**Exercise inputs:**
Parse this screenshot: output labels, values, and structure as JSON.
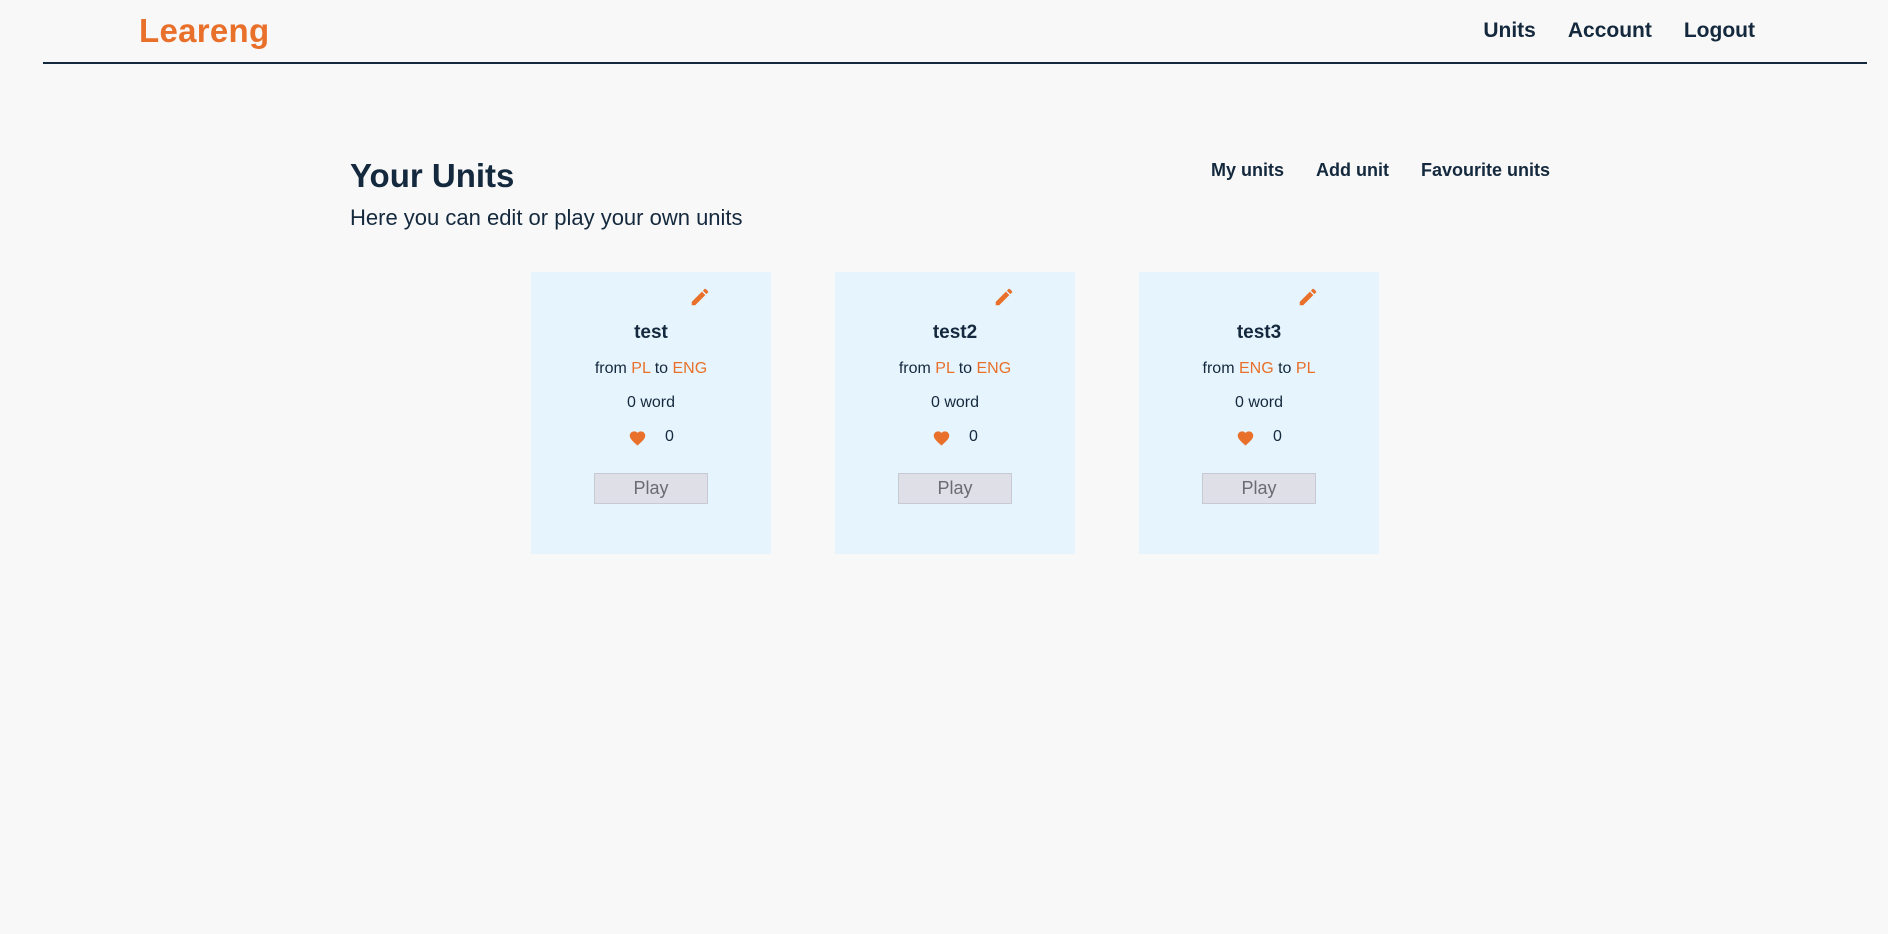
{
  "header": {
    "logo": "Leareng",
    "nav": [
      "Units",
      "Account",
      "Logout"
    ]
  },
  "page": {
    "title": "Your Units",
    "subtitle": "Here you can edit or play your own units"
  },
  "subnav": [
    "My units",
    "Add unit",
    "Favourite units"
  ],
  "units": [
    {
      "title": "test",
      "from_word": "from",
      "from_lang": "PL",
      "to_word": "to",
      "to_lang": "ENG",
      "words": "0 word",
      "likes": "0",
      "play_label": "Play"
    },
    {
      "title": "test2",
      "from_word": "from",
      "from_lang": "PL",
      "to_word": "to",
      "to_lang": "ENG",
      "words": "0 word",
      "likes": "0",
      "play_label": "Play"
    },
    {
      "title": "test3",
      "from_word": "from",
      "from_lang": "ENG",
      "to_word": "to",
      "to_lang": "PL",
      "words": "0 word",
      "likes": "0",
      "play_label": "Play"
    }
  ],
  "colors": {
    "accent": "#e8702a",
    "text": "#14293d",
    "card_bg": "#e6f4fd",
    "page_bg": "#f8f8f8",
    "button_bg": "#dfdfe7"
  },
  "icons": {
    "edit": "pencil-icon",
    "like": "heart-icon"
  }
}
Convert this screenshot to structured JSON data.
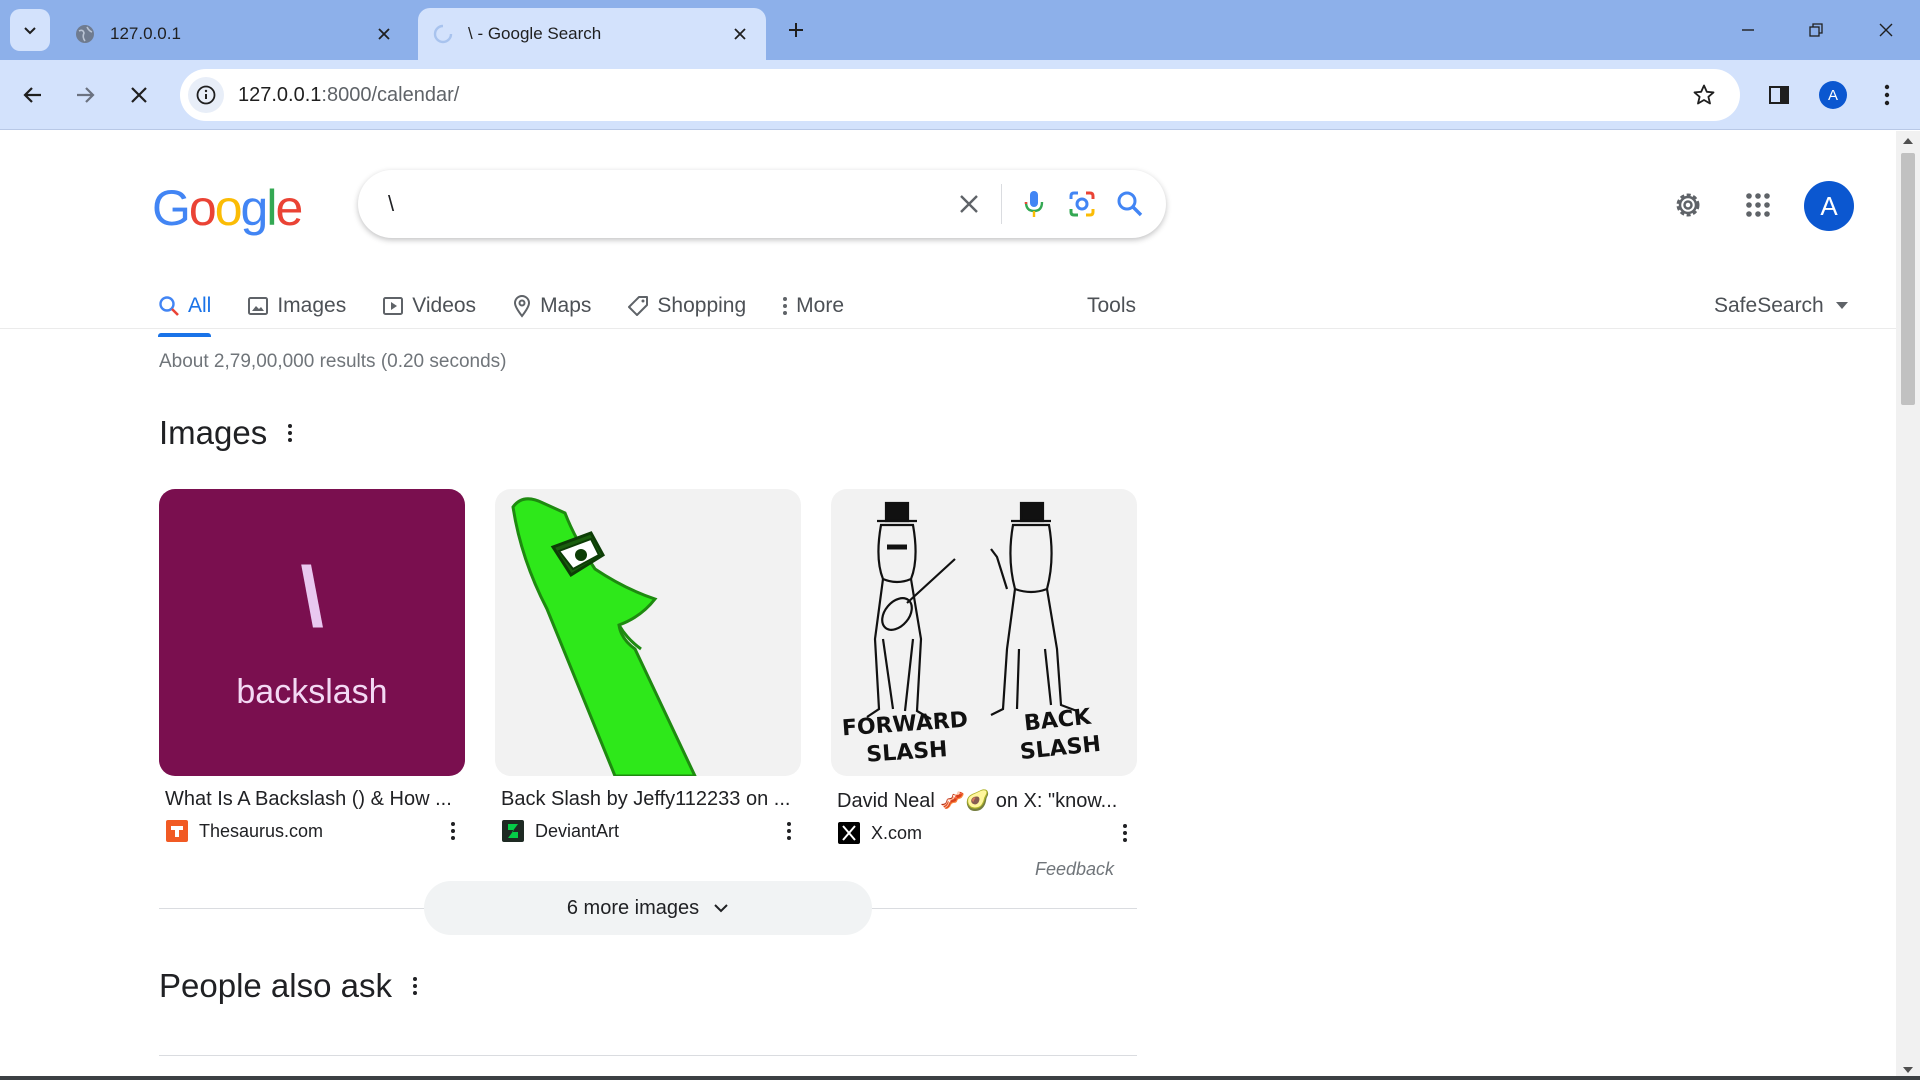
{
  "browser": {
    "tabs": [
      {
        "title": "127.0.0.1",
        "active": false
      },
      {
        "title": "\\ - Google Search",
        "active": true
      }
    ],
    "url_host": "127.0.0.1",
    "url_path": ":8000/calendar/",
    "profile_initial": "A"
  },
  "search": {
    "query": "\\",
    "logo_text": "Google",
    "avatar_initial": "A"
  },
  "nav_tabs": {
    "all": "All",
    "images": "Images",
    "videos": "Videos",
    "maps": "Maps",
    "shopping": "Shopping",
    "more": "More",
    "tools": "Tools",
    "safesearch": "SafeSearch"
  },
  "results": {
    "stats": "About 2,79,00,000 results (0.20 seconds)"
  },
  "images_section": {
    "title": "Images",
    "cards": [
      {
        "caption": "What Is A Backslash () & How ...",
        "source": "Thesaurus.com",
        "thumb_text": "backslash",
        "thumb_glyph": "\\"
      },
      {
        "caption": "Back Slash by Jeffy112233 on ...",
        "source": "DeviantArt"
      },
      {
        "caption": "David Neal 🥓🥑 on X: \"know...",
        "source": "X.com",
        "thumb_left": "FORWARD SLASH",
        "thumb_right": "BACK SLASH"
      }
    ],
    "feedback": "Feedback",
    "more_images": "6 more images"
  },
  "paa": {
    "title": "People also ask"
  },
  "colors": {
    "tabstrip": "#8db0ea",
    "toolbar": "#d3e2fc",
    "accent": "#1a73e8",
    "thesaurus_bg": "#7a0f4f",
    "green_char": "#2ee81a"
  }
}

**Stated goal:**
Without the pictures, repeat all the records word for word.

**Answer to the problem:**
Parse this screenshot: output labels, values, and structure as JSON.
{
  "header": {
    "logo": "Leareng",
    "nav": [
      "Units",
      "Account",
      "Logout"
    ]
  },
  "page": {
    "title": "Your Units",
    "subtitle": "Here you can edit or play your own units"
  },
  "subnav": [
    "My units",
    "Add unit",
    "Favourite units"
  ],
  "units": [
    {
      "title": "test",
      "from_word": "from",
      "from_lang": "PL",
      "to_word": "to",
      "to_lang": "ENG",
      "words": "0 word",
      "likes": "0",
      "play_label": "Play"
    },
    {
      "title": "test2",
      "from_word": "from",
      "from_lang": "PL",
      "to_word": "to",
      "to_lang": "ENG",
      "words": "0 word",
      "likes": "0",
      "play_label": "Play"
    },
    {
      "title": "test3",
      "from_word": "from",
      "from_lang": "ENG",
      "to_word": "to",
      "to_lang": "PL",
      "words": "0 word",
      "likes": "0",
      "play_label": "Play"
    }
  ],
  "colors": {
    "accent": "#e8702a",
    "text": "#14293d",
    "card_bg": "#e6f4fd",
    "page_bg": "#f8f8f8",
    "button_bg": "#dfdfe7"
  },
  "icons": {
    "edit": "pencil-icon",
    "like": "heart-icon"
  }
}
Convert this screenshot to structured JSON data.
{
  "browser": {
    "tabs": [
      {
        "title": "127.0.0.1",
        "active": false
      },
      {
        "title": "\\ - Google Search",
        "active": true
      }
    ],
    "url_host": "127.0.0.1",
    "url_path": ":8000/calendar/",
    "profile_initial": "A"
  },
  "search": {
    "query": "\\",
    "logo_text": "Google",
    "avatar_initial": "A"
  },
  "nav_tabs": {
    "all": "All",
    "images": "Images",
    "videos": "Videos",
    "maps": "Maps",
    "shopping": "Shopping",
    "more": "More",
    "tools": "Tools",
    "safesearch": "SafeSearch"
  },
  "results": {
    "stats": "About 2,79,00,000 results (0.20 seconds)"
  },
  "images_section": {
    "title": "Images",
    "cards": [
      {
        "caption": "What Is A Backslash () & How ...",
        "source": "Thesaurus.com",
        "thumb_text": "backslash",
        "thumb_glyph": "\\"
      },
      {
        "caption": "Back Slash by Jeffy112233 on ...",
        "source": "DeviantArt"
      },
      {
        "caption": "David Neal 🥓🥑 on X: \"know...",
        "source": "X.com",
        "thumb_left": "FORWARD SLASH",
        "thumb_right": "BACK SLASH"
      }
    ],
    "feedback": "Feedback",
    "more_images": "6 more images"
  },
  "paa": {
    "title": "People also ask"
  },
  "colors": {
    "tabstrip": "#8db0ea",
    "toolbar": "#d3e2fc",
    "accent": "#1a73e8",
    "thesaurus_bg": "#7a0f4f",
    "green_char": "#2ee81a"
  }
}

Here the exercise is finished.